* BRIEF: Each line of the listing that contains the word "plus" is to be copied.

* MATERIALS PROVIDED:
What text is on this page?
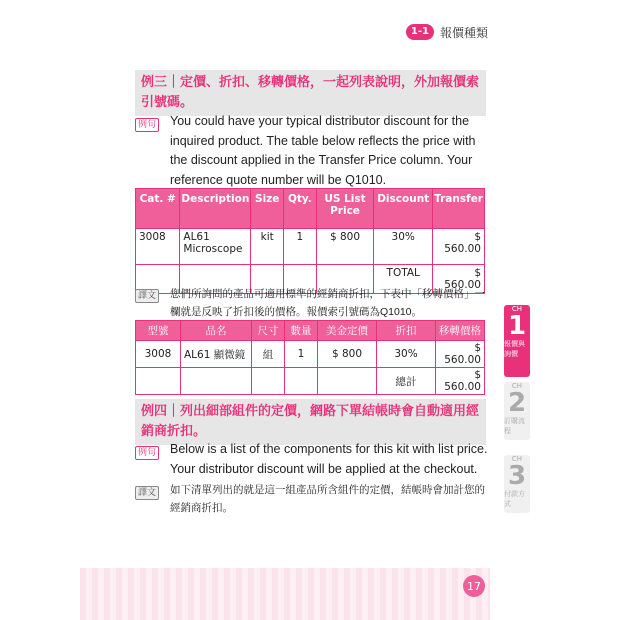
1-1 報價種類
例三｜定價、折扣、移轉價格，一起列表說明，外加報價索引號碼。
例句 You could have your typical distributor discount for the inquired product. The table below reflects the price with the discount applied in the Transfer Price column. Your reference quote number will be Q1010.
Cat. #	Description	Size	Qty.	US List Price	Discount	Transfer
3008	AL61 Microscope	kit	1	$ 800	30%	$ 560.00
					TOTAL	$ 560.00
譯文 您們所詢問的產品可適用標準的經銷商折扣，下表中「移轉價格」一欄就是反映了折扣後的價格。報價索引號碼為Q1010。
型號	品名	尺寸	數量	美金定價	折扣	移轉價格
3008	AL61 顯微鏡	組	1	$ 800	30%	$ 560.00
					總計	$ 560.00
例四｜列出細部組件的定價，網路下單結帳時會自動適用經銷商折扣。
例句 Below is a list of the components for this kit with list price. Your distributor discount will be applied at the checkout.
譯文 如下清單列出的就是這一組產品所含組件的定價，結帳時會加計您的經銷商折扣。
CH
1
報價與詢價
CH
2
訂購流程
CH
3
付款方式
17
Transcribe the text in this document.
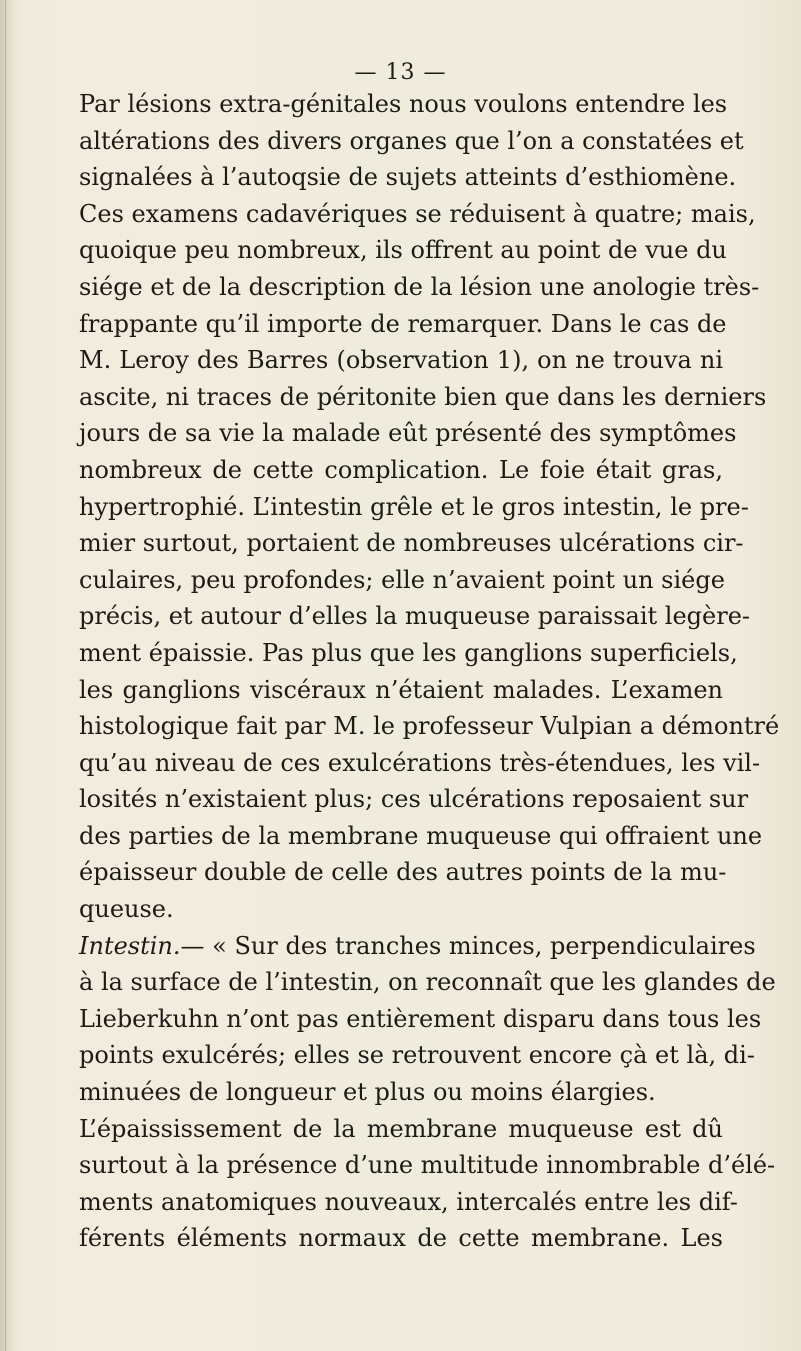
— 13 —
Par lésions extra-génitales nous voulons entendre les
altérations des divers organes que l’on a constatées et
signalées à l’autoqsie de sujets atteints d’esthiomène.
Ces examens cadavériques se réduisent à quatre; mais,
quoique peu nombreux, ils offrent au point de vue du
siége et de la description de la lésion une anologie très-
frappante qu’il importe de remarquer. Dans le cas de
M. Leroy des Barres (observation 1), on ne trouva ni
ascite, ni traces de péritonite bien que dans les derniers
jours de sa vie la malade eût présenté des symptômes
nombreux de cette complication. Le foie était gras,
hypertrophié. L’intestin grêle et le gros intestin, le pre-
mier surtout, portaient de nombreuses ulcérations cir-
culaires, peu profondes; elle n’avaient point un siége
précis, et autour d’elles la muqueuse paraissait legère-
ment épaissie. Pas plus que les ganglions superficiels,
les ganglions viscéraux n’étaient malades. L’examen
histologique fait par M. le professeur Vulpian a démontré
qu’au niveau de ces exulcérations très-étendues, les vil-
losités n’existaient plus; ces ulcérations reposaient sur
des parties de la membrane muqueuse qui offraient une
épaisseur double de celle des autres points de la mu-
queuse.
Intestin.— « Sur des tranches minces, perpendiculaires
à la surface de l’intestin, on reconnaît que les glandes de
Lieberkuhn n’ont pas entièrement disparu dans tous les
points exulcérés; elles se retrouvent encore çà et là, di-
minuées de longueur et plus ou moins élargies.
L’épaississement de la membrane muqueuse est dû
surtout à la présence d’une multitude innombrable d’élé-
ments anatomiques nouveaux, intercalés entre les dif-
férents éléments normaux de cette membrane. Les
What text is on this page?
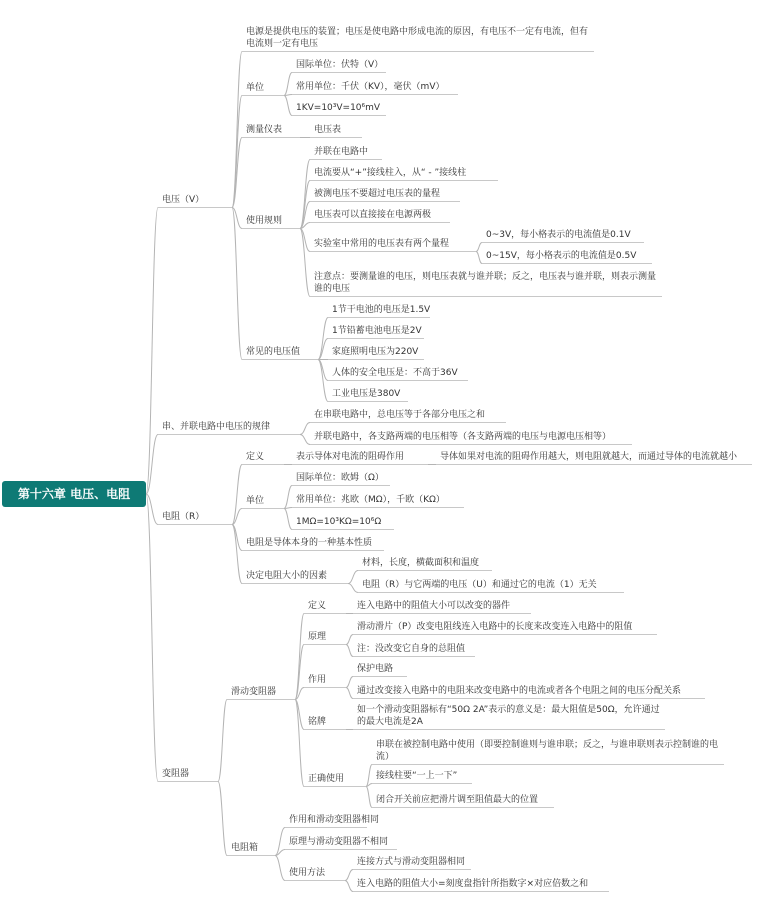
第十六章 电压、电阻
电压（V）
电源是提供电压的装置；电压是使电路中形成电流的原因，有电压不一定有电流，但有电流则一定有电压
单位
国际单位：伏特（V）
常用单位：千伏（KV），毫伏（mV）
1KV=10³V=10⁶mV
测量仪表	电压表
使用规则
并联在电路中
电流要从“+”接线柱入，从“ - ”接线柱
被测电压不要超过电压表的量程
电压表可以直接接在电源两极
实验室中常用的电压表有两个量程
0~3V，每小格表示的电流值是0.1V
0~15V，每小格表示的电流值是0.5V
注意点：要测量谁的电压，则电压表就与谁并联；反之，电压表与谁并联，则表示测量谁的电压
常见的电压值
1节干电池的电压是1.5V
1节铅蓄电池电压是2V
家庭照明电压为220V
人体的安全电压是：不高于36V
工业电压是380V
串、并联电路中电压的规律
在串联电路中，总电压等于各部分电压之和
并联电路中，各支路两端的电压相等（各支路两端的电压与电源电压相等）
电阻（R）
定义	表示导体对电流的阻碍作用	导体如果对电流的阻碍作用越大，则电阻就越大，而通过导体的电流就越小
单位
国际单位：欧姆（Ω）
常用单位：兆欧（MΩ），千欧（KΩ）
1MΩ=10³KΩ=10⁶Ω
电阻是导体本身的一种基本性质
决定电阻大小的因素
材料，长度，横截面积和温度
电阻（R）与它两端的电压（U）和通过它的电流（1）无关
变阻器
滑动变阻器
定义	连入电路中的阻值大小可以改变的器件
原理
滑动滑片（P）改变电阻线连入电路中的长度来改变连入电路中的阻值
注：没改变它自身的总阻值
作用
保护电路
通过改变接入电路中的电阻来改变电路中的电流或者各个电阻之间的电压分配关系
铭牌
如一个滑动变阻器标有“50Ω 2A”表示的意义是：最大阻值是50Ω，允许通过的最大电流是2A
正确使用
串联在被控制电路中使用（即要控制谁则与谁串联；反之，与谁串联则表示控制谁的电流）
接线柱要“一上一下”
闭合开关前应把滑片调至阻值最大的位置
电阻箱
作用和滑动变阻器相同
原理与滑动变阻器不相同
使用方法
连接方式与滑动变阻器相同
连入电路的阻值大小=刻度盘指针所指数字×对应倍数之和
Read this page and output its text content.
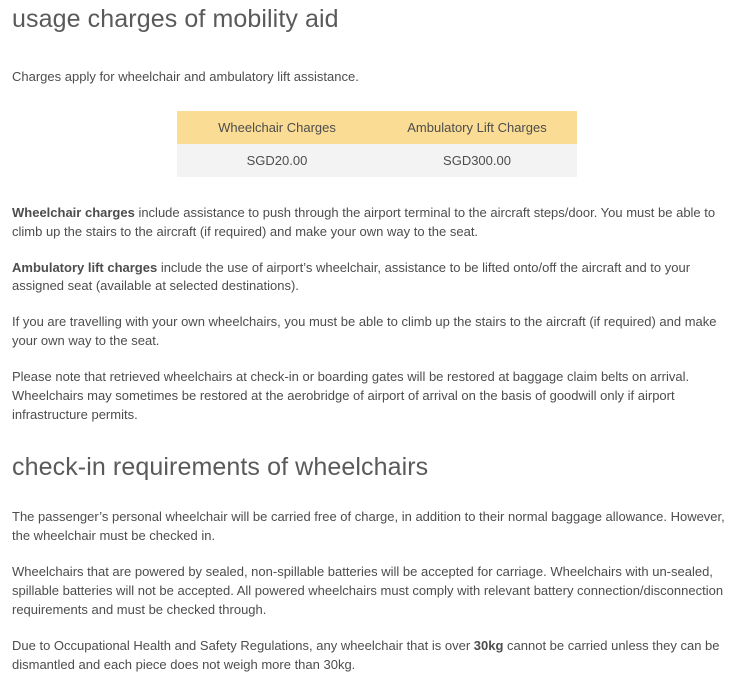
usage charges of mobility aid

Charges apply for wheelchair and ambulatory lift assistance.

Wheelchair Charges	Ambulatory Lift Charges
SGD20.00	SGD300.00

Wheelchair charges include assistance to push through the airport terminal to the aircraft steps/door. You must be able to climb up the stairs to the aircraft (if required) and make your own way to the seat.

Ambulatory lift charges include the use of airport’s wheelchair, assistance to be lifted onto/off the aircraft and to your assigned seat (available at selected destinations).

If you are travelling with your own wheelchairs, you must be able to climb up the stairs to the aircraft (if required) and make your own way to the seat.

Please note that retrieved wheelchairs at check-in or boarding gates will be restored at baggage claim belts on arrival. Wheelchairs may sometimes be restored at the aerobridge of airport of arrival on the basis of goodwill only if airport infrastructure permits.

check-in requirements of wheelchairs

The passenger’s personal wheelchair will be carried free of charge, in addition to their normal baggage allowance. However, the wheelchair must be checked in.

Wheelchairs that are powered by sealed, non-spillable batteries will be accepted for carriage. Wheelchairs with un-sealed, spillable batteries will not be accepted. All powered wheelchairs must comply with relevant battery connection/disconnection requirements and must be checked through.

Due to Occupational Health and Safety Regulations, any wheelchair that is over 30kg cannot be carried unless they can be dismantled and each piece does not weigh more than 30kg.
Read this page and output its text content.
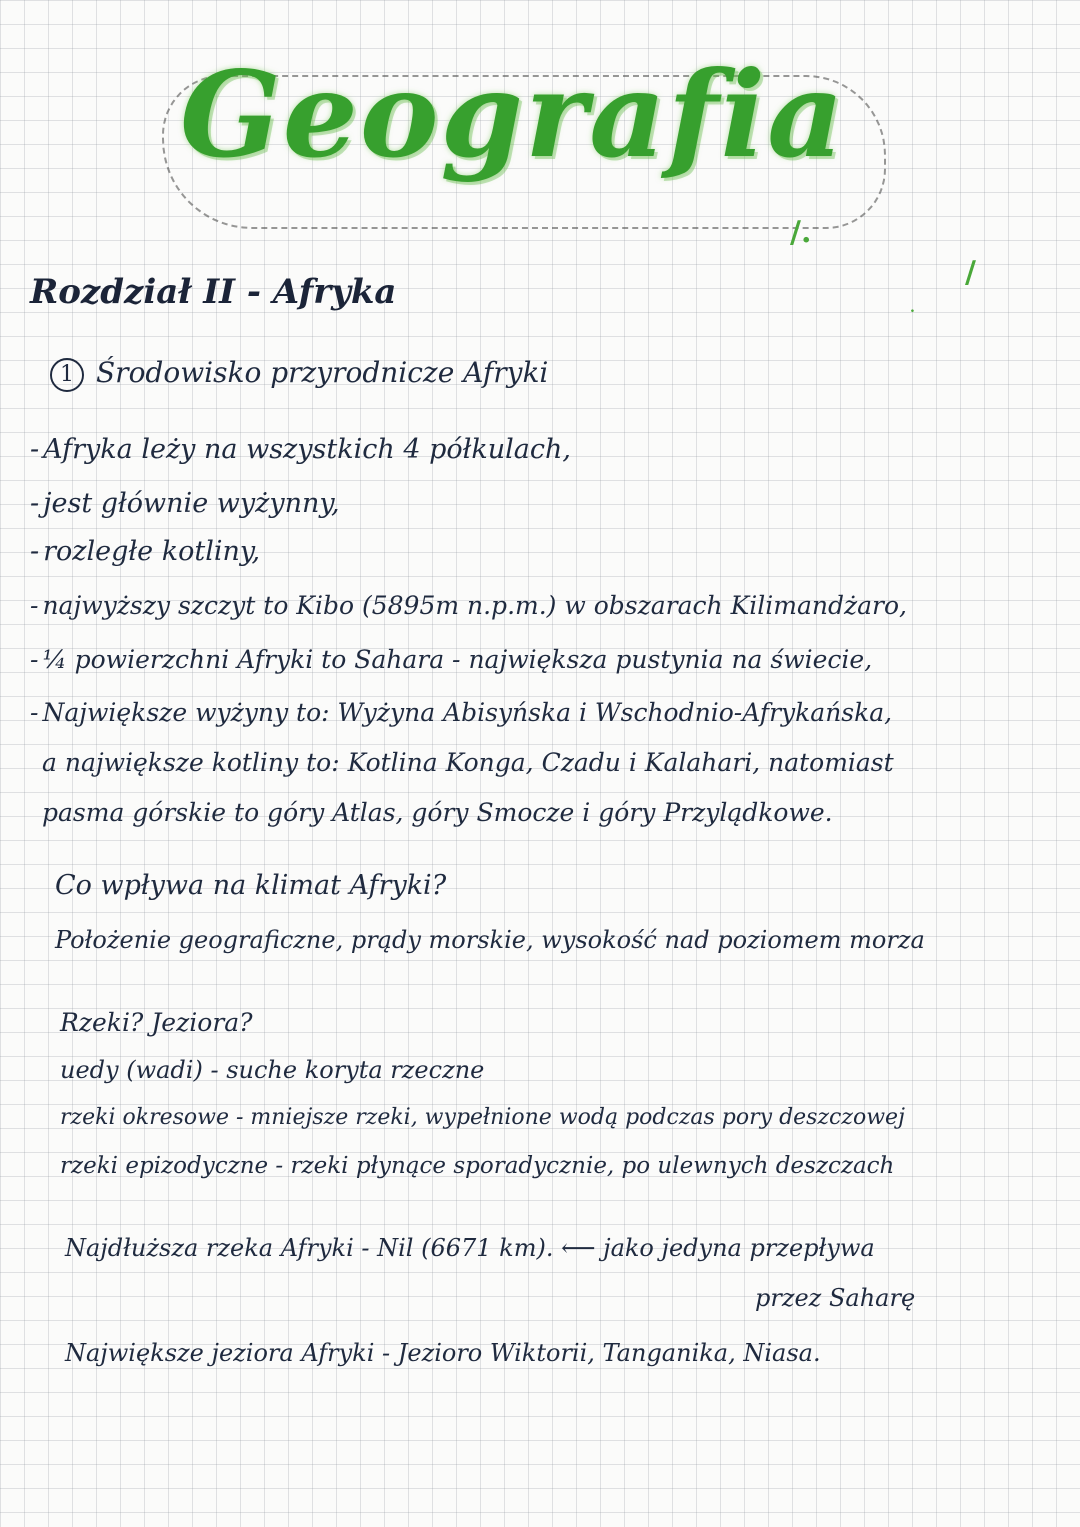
Geografia
/.
/
.
Rozdział II - Afryka
1 Środowisko przyrodnicze Afryki
- Afryka leży na wszystkich 4 półkulach,
- jest głównie wyżynny,
- rozległe kotliny,
- najwyższy szczyt to Kibo (5895m n.p.m.) w obszarach Kilimandżaro,
- ¼ powierzchni Afryki to Sahara - największa pustynia na świecie,
- Największe wyżyny to: Wyżyna Abisyńska i Wschodnio-Afrykańska,
a największe kotliny to: Kotlina Konga, Czadu i Kalahari, natomiast
pasma górskie to góry Atlas, góry Smocze i góry Przylądkowe.
Co wpływa na klimat Afryki?
Położenie geograficzne, prądy morskie, wysokość nad poziomem morza
Rzeki? Jeziora?
uedy (wadi) - suche koryta rzeczne
rzeki okresowe - mniejsze rzeki, wypełnione wodą podczas pory deszczowej
rzeki epizodyczne - rzeki płynące sporadycznie, po ulewnych deszczach
Najdłuższa rzeka Afryki - Nil (6671 km). ⟵ jako jedyna przepływa
przez Saharę
Największe jeziora Afryki - Jezioro Wiktorii, Tanganika, Niasa.
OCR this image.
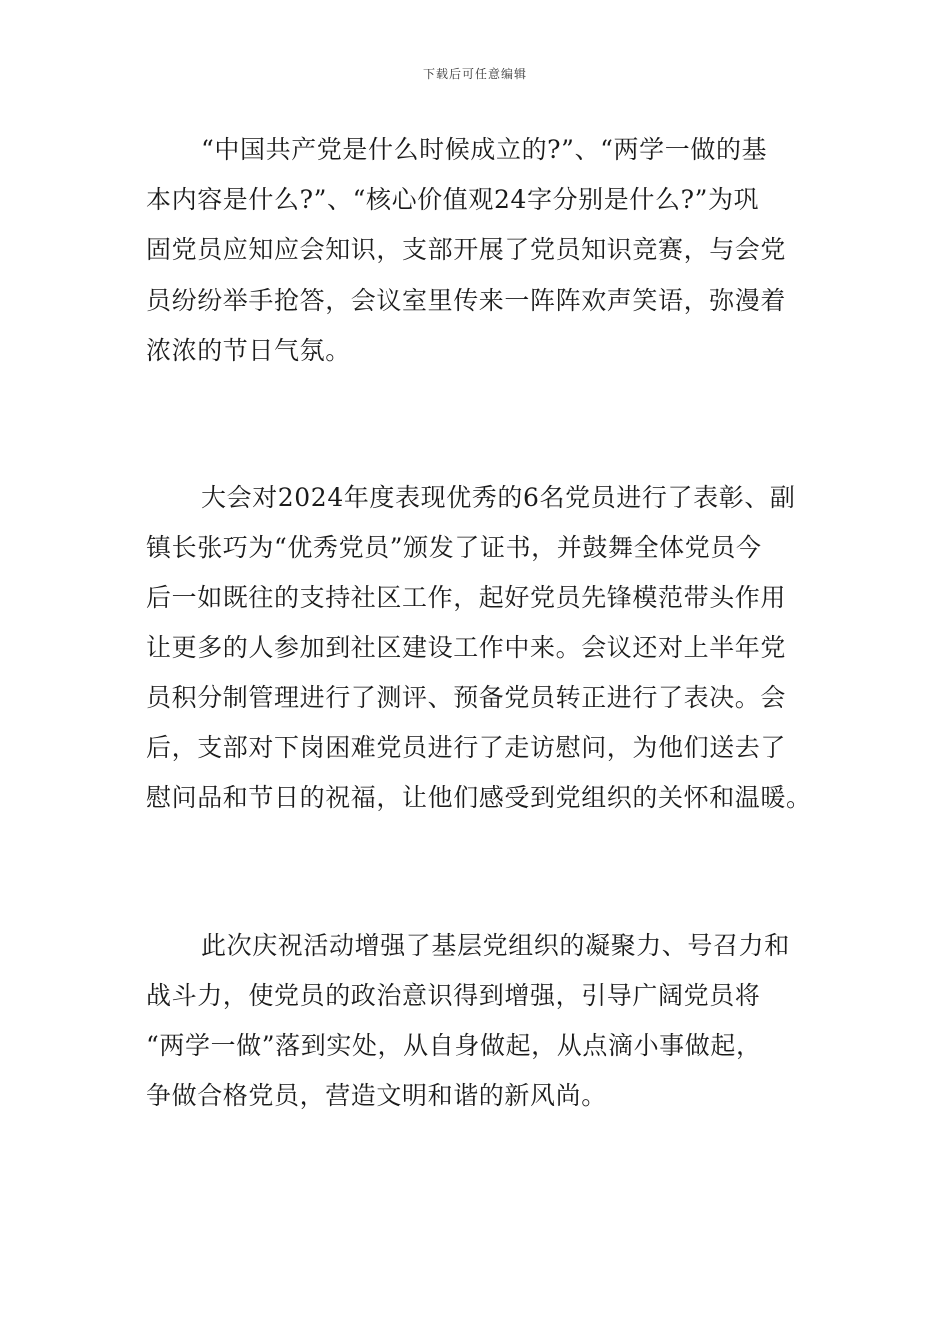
下载后可任意编辑
“中国共产党是什么时候成立的?”、“两学一做的基
本内容是什么?”、“核心价值观24字分别是什么?”为巩
固党员应知应会知识，支部开展了党员知识竞赛，与会党
员纷纷举手抢答，会议室里传来一阵阵欢声笑语，弥漫着
浓浓的节日气氛。
大会对2024年度表现优秀的6名党员进行了表彰、副
镇长张巧为“优秀党员”颁发了证书，并鼓舞全体党员今
后一如既往的支持社区工作，起好党员先锋模范带头作用
让更多的人参加到社区建设工作中来。会议还对上半年党
员积分制管理进行了测评、预备党员转正进行了表决。会
后，支部对下岗困难党员进行了走访慰问，为他们送去了
慰问品和节日的祝福，让他们感受到党组织的关怀和温暖。
此次庆祝活动增强了基层党组织的凝聚力、号召力和
战斗力，使党员的政治意识得到增强，引导广阔党员将
“两学一做”落到实处，从自身做起，从点滴小事做起，
争做合格党员，营造文明和谐的新风尚。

* RESPONSE:
ment épaissie. Pas plus que les ganglions superficiels,
losités n’existaient plus; ces ulcérations reposaient sur
minuées de longueur et plus ou moins élargies.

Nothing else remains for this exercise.